[What is asked]
Below are the records; pull every line that includes "name".

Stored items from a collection
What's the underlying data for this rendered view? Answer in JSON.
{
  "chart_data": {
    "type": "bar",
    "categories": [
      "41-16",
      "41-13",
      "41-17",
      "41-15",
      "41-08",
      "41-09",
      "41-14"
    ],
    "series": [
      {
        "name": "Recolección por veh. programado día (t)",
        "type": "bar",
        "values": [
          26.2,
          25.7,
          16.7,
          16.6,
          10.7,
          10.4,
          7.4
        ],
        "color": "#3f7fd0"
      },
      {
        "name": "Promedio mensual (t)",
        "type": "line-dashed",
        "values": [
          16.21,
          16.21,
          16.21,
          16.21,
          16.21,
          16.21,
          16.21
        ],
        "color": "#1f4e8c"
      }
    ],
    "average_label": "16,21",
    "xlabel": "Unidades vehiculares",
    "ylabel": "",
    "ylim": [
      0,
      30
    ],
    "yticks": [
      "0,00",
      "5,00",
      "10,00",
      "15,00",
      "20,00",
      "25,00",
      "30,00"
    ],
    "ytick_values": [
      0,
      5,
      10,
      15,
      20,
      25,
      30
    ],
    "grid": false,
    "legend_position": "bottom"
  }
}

[Solved problem]
        "name": "Recolección por veh. programado día (t)",
        "name": "Promedio mensual (t)",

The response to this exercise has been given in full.